--- What you need to do ---
Copy everything in the data below exactly except the pictures.

--- Material ---
==============================

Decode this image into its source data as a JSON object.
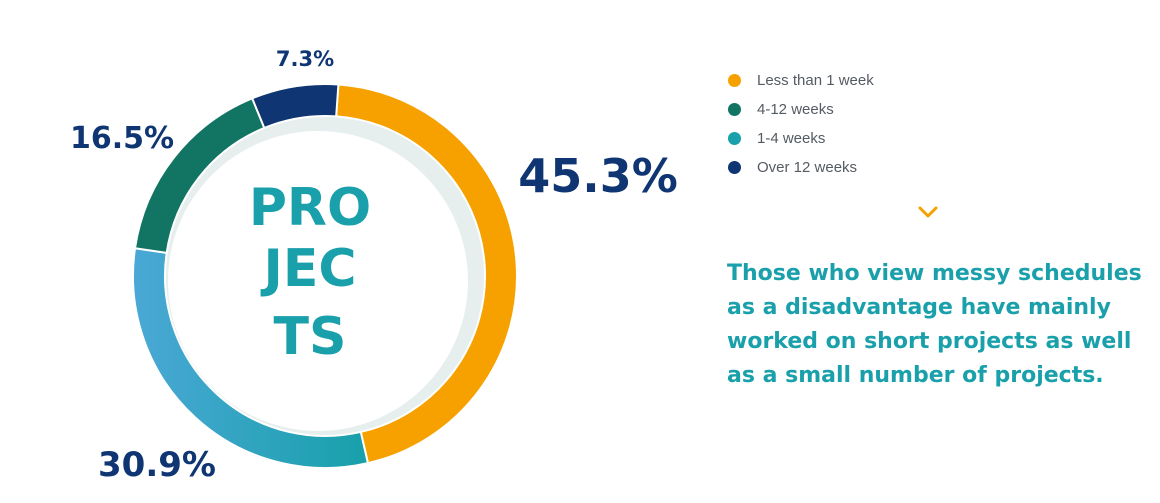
{
  "chart_data": {
    "type": "pie",
    "donut": true,
    "center_lines": [
      "PRO",
      "JEC",
      "TS"
    ],
    "slices": [
      {
        "label": "Less than 1 week",
        "value": 45.3,
        "display": "45.3%",
        "color": "#f7a100"
      },
      {
        "label": "1-4 weeks",
        "value": 30.9,
        "display": "30.9%",
        "color": "#1aa0ab"
      },
      {
        "label": "4-12 weeks",
        "value": 16.5,
        "display": "16.5%",
        "color": "#127563"
      },
      {
        "label": "Over 12 weeks",
        "value": 7.3,
        "display": "7.3%",
        "color": "#0f3572"
      }
    ],
    "legend": [
      {
        "label": "Less than 1 week",
        "color": "#f7a100"
      },
      {
        "label": "4-12 weeks",
        "color": "#127563"
      },
      {
        "label": "1-4 weeks",
        "color": "#1aa0ab"
      },
      {
        "label": "Over 12 weeks",
        "color": "#0f3572"
      }
    ],
    "legend_position": "top-right"
  },
  "takeaway": "Those who view messy schedules as a disadvantage have mainly worked on short projects as well as a small number of projects.",
  "icons": {
    "scroll": "chevron-down-icon"
  },
  "colors": {
    "label_navy": "#0f3572",
    "accent_teal": "#1aa0ab",
    "accent_orange": "#f7a100"
  }
}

==============================

--- Full solution ---
Decode this image into its source data as a JSON object.
{
  "chart_data": {
    "type": "pie",
    "donut": true,
    "center_lines": [
      "PRO",
      "JEC",
      "TS"
    ],
    "slices": [
      {
        "label": "Less than 1 week",
        "value": 45.3,
        "display": "45.3%",
        "color": "#f7a100"
      },
      {
        "label": "1-4 weeks",
        "value": 30.9,
        "display": "30.9%",
        "color": "#1aa0ab"
      },
      {
        "label": "4-12 weeks",
        "value": 16.5,
        "display": "16.5%",
        "color": "#127563"
      },
      {
        "label": "Over 12 weeks",
        "value": 7.3,
        "display": "7.3%",
        "color": "#0f3572"
      }
    ],
    "legend": [
      {
        "label": "Less than 1 week",
        "color": "#f7a100"
      },
      {
        "label": "4-12 weeks",
        "color": "#127563"
      },
      {
        "label": "1-4 weeks",
        "color": "#1aa0ab"
      },
      {
        "label": "Over 12 weeks",
        "color": "#0f3572"
      }
    ],
    "legend_position": "top-right"
  },
  "takeaway": "Those who view messy schedules as a disadvantage have mainly worked on short projects as well as a small number of projects.",
  "icons": {
    "scroll": "chevron-down-icon"
  },
  "colors": {
    "label_navy": "#0f3572",
    "accent_teal": "#1aa0ab",
    "accent_orange": "#f7a100"
  }
}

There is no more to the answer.